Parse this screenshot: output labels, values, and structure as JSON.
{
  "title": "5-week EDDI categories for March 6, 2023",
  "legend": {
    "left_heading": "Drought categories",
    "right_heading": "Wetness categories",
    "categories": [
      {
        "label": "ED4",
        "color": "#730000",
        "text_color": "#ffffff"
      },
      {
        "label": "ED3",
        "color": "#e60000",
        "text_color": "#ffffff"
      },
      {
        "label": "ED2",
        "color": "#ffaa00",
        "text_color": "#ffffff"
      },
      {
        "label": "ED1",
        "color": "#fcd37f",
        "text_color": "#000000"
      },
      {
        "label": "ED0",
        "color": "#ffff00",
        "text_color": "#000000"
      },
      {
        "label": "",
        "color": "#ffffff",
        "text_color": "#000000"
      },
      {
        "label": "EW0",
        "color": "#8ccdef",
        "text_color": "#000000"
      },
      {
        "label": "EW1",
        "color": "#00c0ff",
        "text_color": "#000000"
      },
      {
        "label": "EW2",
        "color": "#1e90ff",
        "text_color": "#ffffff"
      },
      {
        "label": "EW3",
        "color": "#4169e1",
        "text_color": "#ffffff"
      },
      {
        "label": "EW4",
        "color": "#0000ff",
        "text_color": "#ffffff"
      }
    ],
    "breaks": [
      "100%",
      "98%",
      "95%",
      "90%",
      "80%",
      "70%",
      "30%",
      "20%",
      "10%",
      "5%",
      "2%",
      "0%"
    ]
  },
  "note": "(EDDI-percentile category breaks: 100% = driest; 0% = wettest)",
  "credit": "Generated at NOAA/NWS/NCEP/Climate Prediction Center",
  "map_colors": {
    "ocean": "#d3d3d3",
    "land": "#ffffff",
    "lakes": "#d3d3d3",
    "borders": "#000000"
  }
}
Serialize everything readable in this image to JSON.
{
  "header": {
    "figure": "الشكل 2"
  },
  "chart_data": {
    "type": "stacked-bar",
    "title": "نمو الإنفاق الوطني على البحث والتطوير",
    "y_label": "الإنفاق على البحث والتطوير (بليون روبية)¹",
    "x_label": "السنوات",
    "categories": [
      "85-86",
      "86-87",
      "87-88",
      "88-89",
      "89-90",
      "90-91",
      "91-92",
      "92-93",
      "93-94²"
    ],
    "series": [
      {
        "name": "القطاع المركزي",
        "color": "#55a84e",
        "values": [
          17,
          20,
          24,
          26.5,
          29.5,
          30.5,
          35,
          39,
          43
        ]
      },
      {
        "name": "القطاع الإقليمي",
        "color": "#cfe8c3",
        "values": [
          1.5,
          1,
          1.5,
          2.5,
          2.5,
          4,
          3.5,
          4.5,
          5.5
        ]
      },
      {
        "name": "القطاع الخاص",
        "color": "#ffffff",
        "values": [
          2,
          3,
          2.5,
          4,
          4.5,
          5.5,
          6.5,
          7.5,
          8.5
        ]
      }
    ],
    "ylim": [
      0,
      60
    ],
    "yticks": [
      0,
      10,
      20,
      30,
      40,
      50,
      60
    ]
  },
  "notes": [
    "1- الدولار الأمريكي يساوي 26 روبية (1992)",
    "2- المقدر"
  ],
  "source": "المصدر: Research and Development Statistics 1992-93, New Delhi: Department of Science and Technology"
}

* Stated task *
Reproduce each entry word for word.

* Task result *
Parse this screenshot: output labels, values, and structure as JSON.
{
  "title": "5-week EDDI categories for March 6, 2023",
  "legend": {
    "left_heading": "Drought categories",
    "right_heading": "Wetness categories",
    "categories": [
      {
        "label": "ED4",
        "color": "#730000",
        "text_color": "#ffffff"
      },
      {
        "label": "ED3",
        "color": "#e60000",
        "text_color": "#ffffff"
      },
      {
        "label": "ED2",
        "color": "#ffaa00",
        "text_color": "#ffffff"
      },
      {
        "label": "ED1",
        "color": "#fcd37f",
        "text_color": "#000000"
      },
      {
        "label": "ED0",
        "color": "#ffff00",
        "text_color": "#000000"
      },
      {
        "label": "",
        "color": "#ffffff",
        "text_color": "#000000"
      },
      {
        "label": "EW0",
        "color": "#8ccdef",
        "text_color": "#000000"
      },
      {
        "label": "EW1",
        "color": "#00c0ff",
        "text_color": "#000000"
      },
      {
        "label": "EW2",
        "color": "#1e90ff",
        "text_color": "#ffffff"
      },
      {
        "label": "EW3",
        "color": "#4169e1",
        "text_color": "#ffffff"
      },
      {
        "label": "EW4",
        "color": "#0000ff",
        "text_color": "#ffffff"
      }
    ],
    "breaks": [
      "100%",
      "98%",
      "95%",
      "90%",
      "80%",
      "70%",
      "30%",
      "20%",
      "10%",
      "5%",
      "2%",
      "0%"
    ]
  },
  "note": "(EDDI-percentile category breaks: 100% = driest; 0% = wettest)",
  "credit": "Generated at NOAA/NWS/NCEP/Climate Prediction Center",
  "map_colors": {
    "ocean": "#d3d3d3",
    "land": "#ffffff",
    "lakes": "#d3d3d3",
    "borders": "#000000"
  }
}
Serialize everything readable in this image to JSON.
{
  "header": {
    "figure": "الشكل 2"
  },
  "chart_data": {
    "type": "stacked-bar",
    "title": "نمو الإنفاق الوطني على البحث والتطوير",
    "y_label": "الإنفاق على البحث والتطوير (بليون روبية)¹",
    "x_label": "السنوات",
    "categories": [
      "85-86",
      "86-87",
      "87-88",
      "88-89",
      "89-90",
      "90-91",
      "91-92",
      "92-93",
      "93-94²"
    ],
    "series": [
      {
        "name": "القطاع المركزي",
        "color": "#55a84e",
        "values": [
          17,
          20,
          24,
          26.5,
          29.5,
          30.5,
          35,
          39,
          43
        ]
      },
      {
        "name": "القطاع الإقليمي",
        "color": "#cfe8c3",
        "values": [
          1.5,
          1,
          1.5,
          2.5,
          2.5,
          4,
          3.5,
          4.5,
          5.5
        ]
      },
      {
        "name": "القطاع الخاص",
        "color": "#ffffff",
        "values": [
          2,
          3,
          2.5,
          4,
          4.5,
          5.5,
          6.5,
          7.5,
          8.5
        ]
      }
    ],
    "ylim": [
      0,
      60
    ],
    "yticks": [
      0,
      10,
      20,
      30,
      40,
      50,
      60
    ]
  },
  "notes": [
    "1- الدولار الأمريكي يساوي 26 روبية (1992)",
    "2- المقدر"
  ],
  "source": "المصدر: Research and Development Statistics 1992-93, New Delhi: Department of Science and Technology"
}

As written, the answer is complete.